▶ Supplied material:
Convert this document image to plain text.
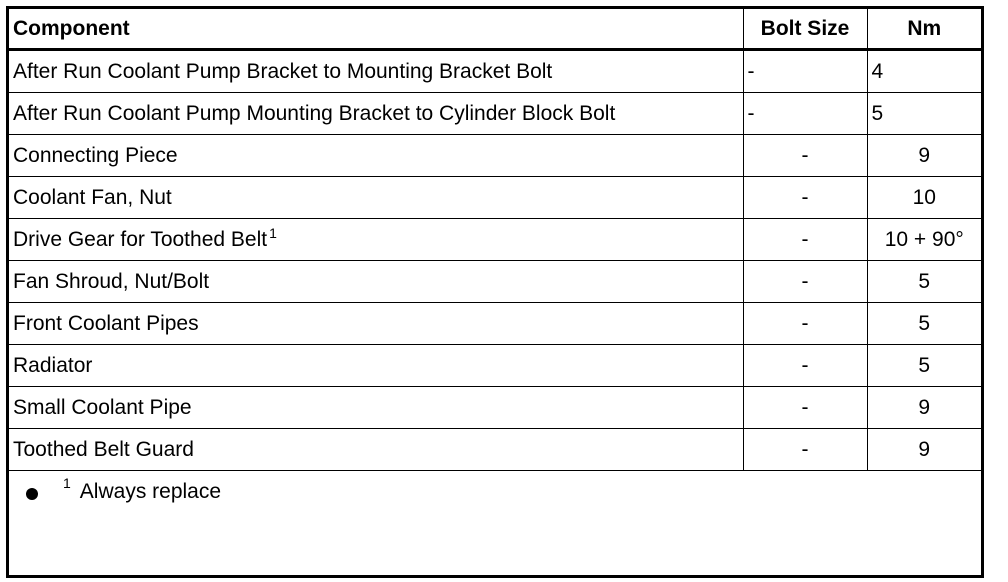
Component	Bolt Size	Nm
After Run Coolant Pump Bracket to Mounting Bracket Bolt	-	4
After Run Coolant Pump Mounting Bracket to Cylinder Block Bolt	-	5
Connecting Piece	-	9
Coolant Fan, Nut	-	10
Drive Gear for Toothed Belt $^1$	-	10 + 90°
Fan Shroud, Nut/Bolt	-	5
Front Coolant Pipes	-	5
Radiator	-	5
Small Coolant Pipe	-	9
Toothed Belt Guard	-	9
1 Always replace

--

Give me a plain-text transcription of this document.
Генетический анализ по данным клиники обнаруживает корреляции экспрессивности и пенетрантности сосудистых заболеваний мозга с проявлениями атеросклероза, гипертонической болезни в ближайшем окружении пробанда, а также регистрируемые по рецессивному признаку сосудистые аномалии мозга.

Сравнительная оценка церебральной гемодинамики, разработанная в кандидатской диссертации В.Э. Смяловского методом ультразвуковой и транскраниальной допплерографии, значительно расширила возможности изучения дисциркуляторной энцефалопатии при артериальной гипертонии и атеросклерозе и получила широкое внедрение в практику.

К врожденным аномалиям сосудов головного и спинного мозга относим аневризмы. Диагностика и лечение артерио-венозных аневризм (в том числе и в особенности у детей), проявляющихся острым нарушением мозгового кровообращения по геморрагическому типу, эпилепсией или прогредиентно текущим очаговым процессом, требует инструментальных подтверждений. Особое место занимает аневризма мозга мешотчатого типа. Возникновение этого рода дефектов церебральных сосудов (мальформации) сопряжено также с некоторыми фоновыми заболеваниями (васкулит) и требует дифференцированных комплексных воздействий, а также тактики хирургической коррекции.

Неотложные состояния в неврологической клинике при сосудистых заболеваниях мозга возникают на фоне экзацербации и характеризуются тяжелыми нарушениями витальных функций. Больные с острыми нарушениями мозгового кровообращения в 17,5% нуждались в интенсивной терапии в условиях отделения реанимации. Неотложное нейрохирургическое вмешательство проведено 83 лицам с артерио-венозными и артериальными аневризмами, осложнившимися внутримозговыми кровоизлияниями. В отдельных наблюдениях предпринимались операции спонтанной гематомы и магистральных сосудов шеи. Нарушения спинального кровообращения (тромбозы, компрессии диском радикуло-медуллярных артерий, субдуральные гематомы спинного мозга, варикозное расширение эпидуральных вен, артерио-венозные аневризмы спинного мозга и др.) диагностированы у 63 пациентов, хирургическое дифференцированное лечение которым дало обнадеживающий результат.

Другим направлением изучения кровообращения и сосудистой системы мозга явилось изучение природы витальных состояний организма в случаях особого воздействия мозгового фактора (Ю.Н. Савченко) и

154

▶ Task to complete:
State the count of lines in the data holding the word "изучения", adding nothing to it.

▶ The response:
2